→ Supplied records:
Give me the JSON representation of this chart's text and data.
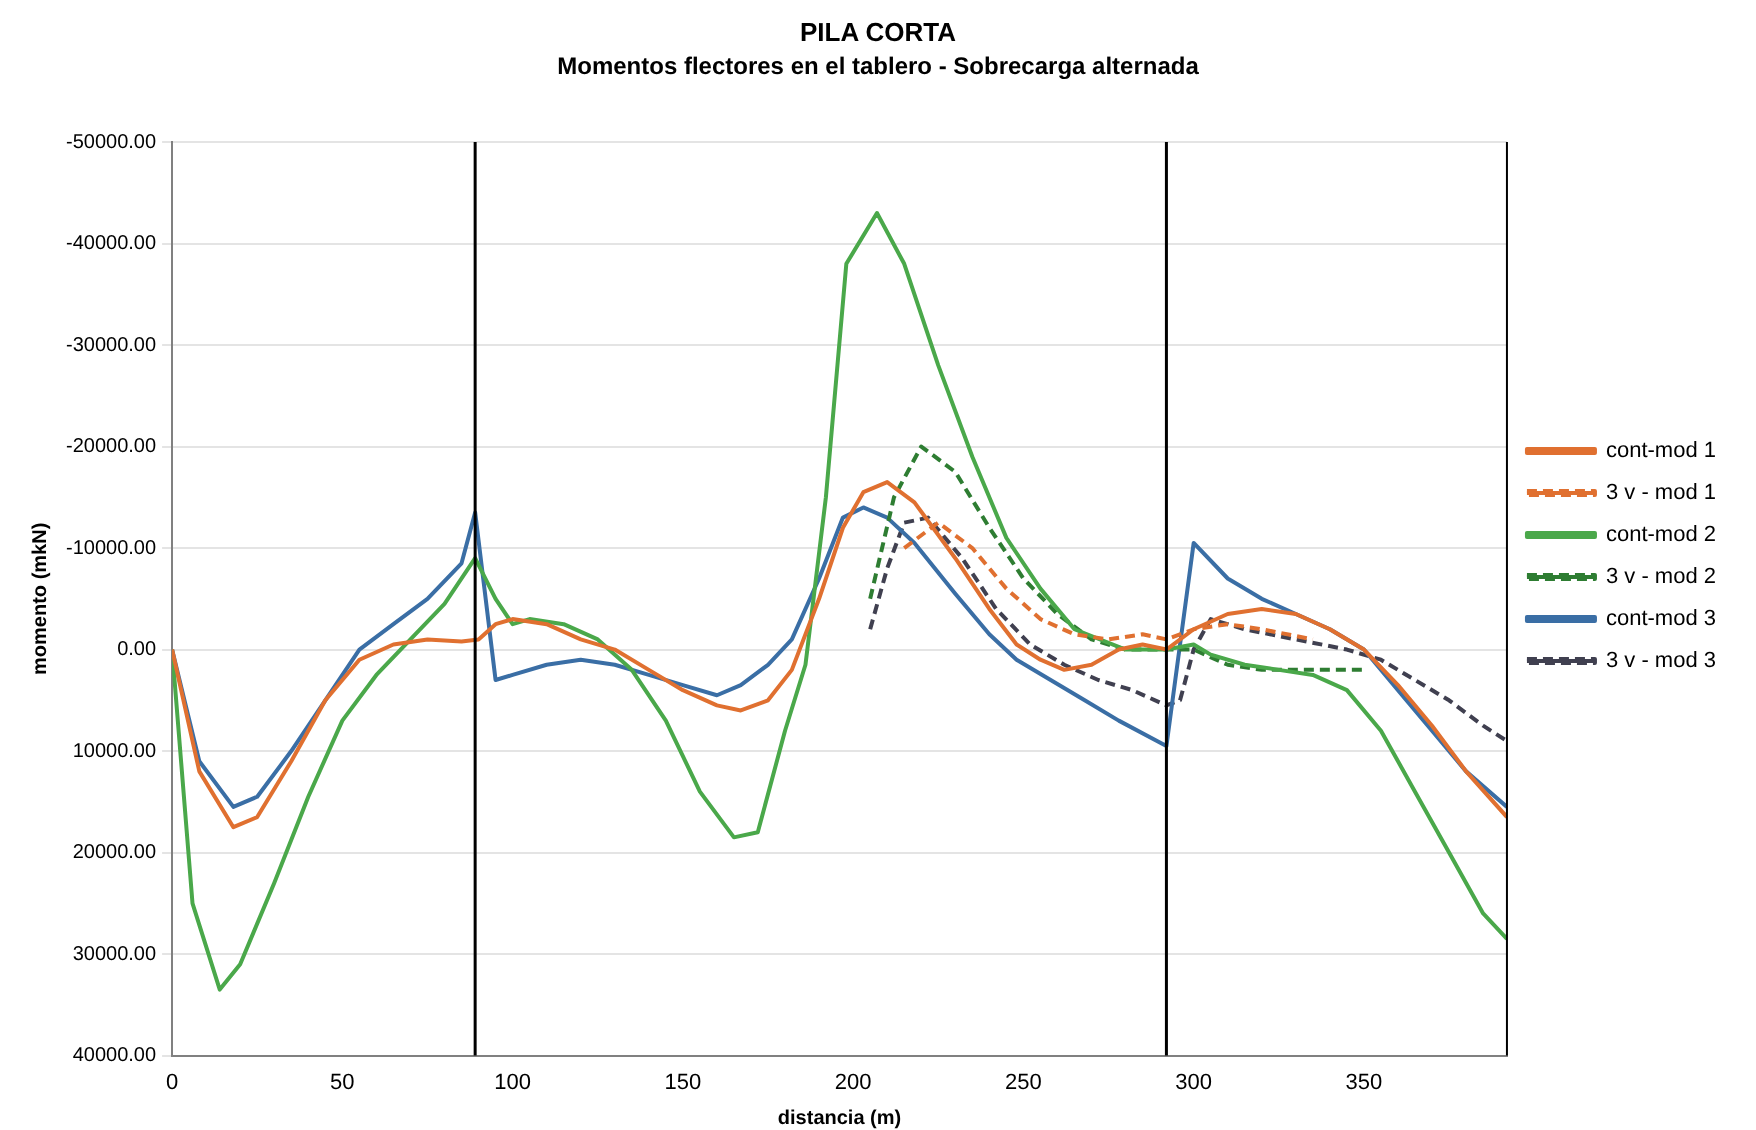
{
  "chart_data": {
    "type": "line",
    "title": "PILA CORTA",
    "subtitle": "Momentos flectores en el tablero - Sobrecarga alternada",
    "xlabel": "distancia (m)",
    "ylabel": "momento (mkN)",
    "xlim": [
      0,
      392
    ],
    "xticks": [
      0,
      50,
      100,
      150,
      200,
      250,
      300,
      350
    ],
    "ylim": [
      40000,
      -50000
    ],
    "yticks": [
      {
        "value": -50000,
        "label": "-50000.00"
      },
      {
        "value": -40000,
        "label": "-40000.00"
      },
      {
        "value": -30000,
        "label": "-30000.00"
      },
      {
        "value": -20000,
        "label": "-20000.00"
      },
      {
        "value": -10000,
        "label": "-10000.00"
      },
      {
        "value": 0,
        "label": "0.00"
      },
      {
        "value": 10000,
        "label": "10000.00"
      },
      {
        "value": 20000,
        "label": "20000.00"
      },
      {
        "value": 30000,
        "label": "30000.00"
      },
      {
        "value": 40000,
        "label": "40000.00"
      }
    ],
    "grid": "y",
    "legend": "right",
    "marker": "none",
    "ref_lines": [
      {
        "axis": "x",
        "value": 89,
        "color": "#000000"
      },
      {
        "axis": "x",
        "value": 292,
        "color": "#000000"
      }
    ],
    "series": [
      {
        "name": "cont-mod 1",
        "color": "#e07030",
        "line_style": "solid",
        "x": [
          0,
          8,
          18,
          25,
          35,
          45,
          55,
          65,
          75,
          85,
          90,
          95,
          100,
          110,
          120,
          130,
          140,
          150,
          160,
          167,
          175,
          182,
          190,
          197,
          203,
          210,
          218,
          230,
          240,
          248,
          255,
          262,
          270,
          278,
          285,
          292,
          300,
          310,
          320,
          330,
          340,
          350,
          360,
          370,
          380,
          392
        ],
        "values": [
          0,
          12000,
          17500,
          16500,
          11000,
          5000,
          1000,
          -500,
          -1000,
          -800,
          -1000,
          -2500,
          -3000,
          -2500,
          -1000,
          0,
          2000,
          4000,
          5500,
          6000,
          5000,
          2000,
          -5000,
          -12000,
          -15500,
          -16500,
          -14500,
          -9000,
          -4000,
          -500,
          1000,
          2000,
          1500,
          0,
          -500,
          0,
          -2000,
          -3500,
          -4000,
          -3500,
          -2000,
          0,
          3500,
          7500,
          12000,
          16500
        ]
      },
      {
        "name": "3 v - mod 1",
        "color": "#e07030",
        "line_style": "dashed",
        "x": [
          215,
          225,
          235,
          245,
          255,
          265,
          275,
          285,
          292,
          300,
          310,
          320,
          335
        ],
        "values": [
          -10000,
          -12500,
          -10000,
          -6000,
          -3000,
          -1500,
          -1000,
          -1500,
          -1000,
          -2000,
          -2500,
          -2000,
          -1000
        ]
      },
      {
        "name": "cont-mod 2",
        "color": "#4aa84a",
        "line_style": "solid",
        "x": [
          0,
          6,
          14,
          20,
          30,
          40,
          50,
          60,
          70,
          80,
          89,
          95,
          100,
          105,
          115,
          125,
          135,
          145,
          155,
          165,
          172,
          180,
          186,
          192,
          198,
          207,
          215,
          225,
          235,
          245,
          255,
          265,
          280,
          292,
          300,
          305,
          315,
          325,
          335,
          345,
          355,
          365,
          375,
          385,
          392
        ],
        "values": [
          0,
          25000,
          33500,
          31000,
          23000,
          14500,
          7000,
          2500,
          -1000,
          -4500,
          -9000,
          -5000,
          -2500,
          -3000,
          -2500,
          -1000,
          2000,
          7000,
          14000,
          18500,
          18000,
          8000,
          1500,
          -15000,
          -38000,
          -43000,
          -38000,
          -28000,
          -19000,
          -11000,
          -6000,
          -2000,
          0,
          0,
          -500,
          500,
          1500,
          2000,
          2500,
          4000,
          8000,
          14000,
          20000,
          26000,
          28500
        ]
      },
      {
        "name": "3 v - mod 2",
        "color": "#2e7d32",
        "line_style": "dashed",
        "x": [
          205,
          212,
          220,
          230,
          240,
          250,
          260,
          270,
          280,
          292,
          300,
          310,
          320,
          335,
          350
        ],
        "values": [
          -5000,
          -15000,
          -20000,
          -17500,
          -12000,
          -7000,
          -3500,
          -1000,
          0,
          0,
          0,
          1500,
          2000,
          2000,
          2000
        ]
      },
      {
        "name": "cont-mod 3",
        "color": "#3a6ea5",
        "line_style": "solid",
        "x": [
          0,
          8,
          18,
          25,
          35,
          45,
          55,
          65,
          75,
          85,
          89,
          95,
          100,
          110,
          120,
          130,
          140,
          150,
          160,
          167,
          175,
          182,
          190,
          197,
          203,
          210,
          218,
          230,
          240,
          248,
          258,
          268,
          278,
          292,
          300,
          310,
          320,
          330,
          340,
          350,
          360,
          370,
          380,
          392
        ],
        "values": [
          0,
          11000,
          15500,
          14500,
          10000,
          5000,
          0,
          -2500,
          -5000,
          -8500,
          -13500,
          3000,
          2500,
          1500,
          1000,
          1500,
          2500,
          3500,
          4500,
          3500,
          1500,
          -1000,
          -7000,
          -13000,
          -14000,
          -13000,
          -10500,
          -5500,
          -1500,
          1000,
          3000,
          5000,
          7000,
          9500,
          -10500,
          -7000,
          -5000,
          -3500,
          -2000,
          0,
          4000,
          8000,
          12000,
          15500
        ]
      },
      {
        "name": "3 v - mod 3",
        "color": "#404050",
        "line_style": "dashed",
        "x": [
          205,
          210,
          215,
          222,
          232,
          242,
          252,
          262,
          272,
          282,
          292,
          296,
          300,
          305,
          315,
          330,
          345,
          355,
          365,
          375,
          385,
          392
        ],
        "values": [
          -2000,
          -8000,
          -12500,
          -13000,
          -9000,
          -4000,
          -500,
          1500,
          3000,
          4000,
          5500,
          5000,
          0,
          -3000,
          -2000,
          -1000,
          0,
          1000,
          3000,
          5000,
          7500,
          9000
        ]
      }
    ]
  }
}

→ Request: Print every entry above again without changing a word, and omit the pictures.

→ The solution:
Give me the JSON representation of this chart's text and data.
{
  "chart_data": {
    "type": "line",
    "title": "PILA CORTA",
    "subtitle": "Momentos flectores en el tablero - Sobrecarga alternada",
    "xlabel": "distancia (m)",
    "ylabel": "momento (mkN)",
    "xlim": [
      0,
      392
    ],
    "xticks": [
      0,
      50,
      100,
      150,
      200,
      250,
      300,
      350
    ],
    "ylim": [
      40000,
      -50000
    ],
    "yticks": [
      {
        "value": -50000,
        "label": "-50000.00"
      },
      {
        "value": -40000,
        "label": "-40000.00"
      },
      {
        "value": -30000,
        "label": "-30000.00"
      },
      {
        "value": -20000,
        "label": "-20000.00"
      },
      {
        "value": -10000,
        "label": "-10000.00"
      },
      {
        "value": 0,
        "label": "0.00"
      },
      {
        "value": 10000,
        "label": "10000.00"
      },
      {
        "value": 20000,
        "label": "20000.00"
      },
      {
        "value": 30000,
        "label": "30000.00"
      },
      {
        "value": 40000,
        "label": "40000.00"
      }
    ],
    "grid": "y",
    "legend": "right",
    "marker": "none",
    "ref_lines": [
      {
        "axis": "x",
        "value": 89,
        "color": "#000000"
      },
      {
        "axis": "x",
        "value": 292,
        "color": "#000000"
      }
    ],
    "series": [
      {
        "name": "cont-mod 1",
        "color": "#e07030",
        "line_style": "solid",
        "x": [
          0,
          8,
          18,
          25,
          35,
          45,
          55,
          65,
          75,
          85,
          90,
          95,
          100,
          110,
          120,
          130,
          140,
          150,
          160,
          167,
          175,
          182,
          190,
          197,
          203,
          210,
          218,
          230,
          240,
          248,
          255,
          262,
          270,
          278,
          285,
          292,
          300,
          310,
          320,
          330,
          340,
          350,
          360,
          370,
          380,
          392
        ],
        "values": [
          0,
          12000,
          17500,
          16500,
          11000,
          5000,
          1000,
          -500,
          -1000,
          -800,
          -1000,
          -2500,
          -3000,
          -2500,
          -1000,
          0,
          2000,
          4000,
          5500,
          6000,
          5000,
          2000,
          -5000,
          -12000,
          -15500,
          -16500,
          -14500,
          -9000,
          -4000,
          -500,
          1000,
          2000,
          1500,
          0,
          -500,
          0,
          -2000,
          -3500,
          -4000,
          -3500,
          -2000,
          0,
          3500,
          7500,
          12000,
          16500
        ]
      },
      {
        "name": "3 v - mod 1",
        "color": "#e07030",
        "line_style": "dashed",
        "x": [
          215,
          225,
          235,
          245,
          255,
          265,
          275,
          285,
          292,
          300,
          310,
          320,
          335
        ],
        "values": [
          -10000,
          -12500,
          -10000,
          -6000,
          -3000,
          -1500,
          -1000,
          -1500,
          -1000,
          -2000,
          -2500,
          -2000,
          -1000
        ]
      },
      {
        "name": "cont-mod 2",
        "color": "#4aa84a",
        "line_style": "solid",
        "x": [
          0,
          6,
          14,
          20,
          30,
          40,
          50,
          60,
          70,
          80,
          89,
          95,
          100,
          105,
          115,
          125,
          135,
          145,
          155,
          165,
          172,
          180,
          186,
          192,
          198,
          207,
          215,
          225,
          235,
          245,
          255,
          265,
          280,
          292,
          300,
          305,
          315,
          325,
          335,
          345,
          355,
          365,
          375,
          385,
          392
        ],
        "values": [
          0,
          25000,
          33500,
          31000,
          23000,
          14500,
          7000,
          2500,
          -1000,
          -4500,
          -9000,
          -5000,
          -2500,
          -3000,
          -2500,
          -1000,
          2000,
          7000,
          14000,
          18500,
          18000,
          8000,
          1500,
          -15000,
          -38000,
          -43000,
          -38000,
          -28000,
          -19000,
          -11000,
          -6000,
          -2000,
          0,
          0,
          -500,
          500,
          1500,
          2000,
          2500,
          4000,
          8000,
          14000,
          20000,
          26000,
          28500
        ]
      },
      {
        "name": "3 v - mod 2",
        "color": "#2e7d32",
        "line_style": "dashed",
        "x": [
          205,
          212,
          220,
          230,
          240,
          250,
          260,
          270,
          280,
          292,
          300,
          310,
          320,
          335,
          350
        ],
        "values": [
          -5000,
          -15000,
          -20000,
          -17500,
          -12000,
          -7000,
          -3500,
          -1000,
          0,
          0,
          0,
          1500,
          2000,
          2000,
          2000
        ]
      },
      {
        "name": "cont-mod 3",
        "color": "#3a6ea5",
        "line_style": "solid",
        "x": [
          0,
          8,
          18,
          25,
          35,
          45,
          55,
          65,
          75,
          85,
          89,
          95,
          100,
          110,
          120,
          130,
          140,
          150,
          160,
          167,
          175,
          182,
          190,
          197,
          203,
          210,
          218,
          230,
          240,
          248,
          258,
          268,
          278,
          292,
          300,
          310,
          320,
          330,
          340,
          350,
          360,
          370,
          380,
          392
        ],
        "values": [
          0,
          11000,
          15500,
          14500,
          10000,
          5000,
          0,
          -2500,
          -5000,
          -8500,
          -13500,
          3000,
          2500,
          1500,
          1000,
          1500,
          2500,
          3500,
          4500,
          3500,
          1500,
          -1000,
          -7000,
          -13000,
          -14000,
          -13000,
          -10500,
          -5500,
          -1500,
          1000,
          3000,
          5000,
          7000,
          9500,
          -10500,
          -7000,
          -5000,
          -3500,
          -2000,
          0,
          4000,
          8000,
          12000,
          15500
        ]
      },
      {
        "name": "3 v - mod 3",
        "color": "#404050",
        "line_style": "dashed",
        "x": [
          205,
          210,
          215,
          222,
          232,
          242,
          252,
          262,
          272,
          282,
          292,
          296,
          300,
          305,
          315,
          330,
          345,
          355,
          365,
          375,
          385,
          392
        ],
        "values": [
          -2000,
          -8000,
          -12500,
          -13000,
          -9000,
          -4000,
          -500,
          1500,
          3000,
          4000,
          5500,
          5000,
          0,
          -3000,
          -2000,
          -1000,
          0,
          1000,
          3000,
          5000,
          7500,
          9000
        ]
      }
    ]
  }
}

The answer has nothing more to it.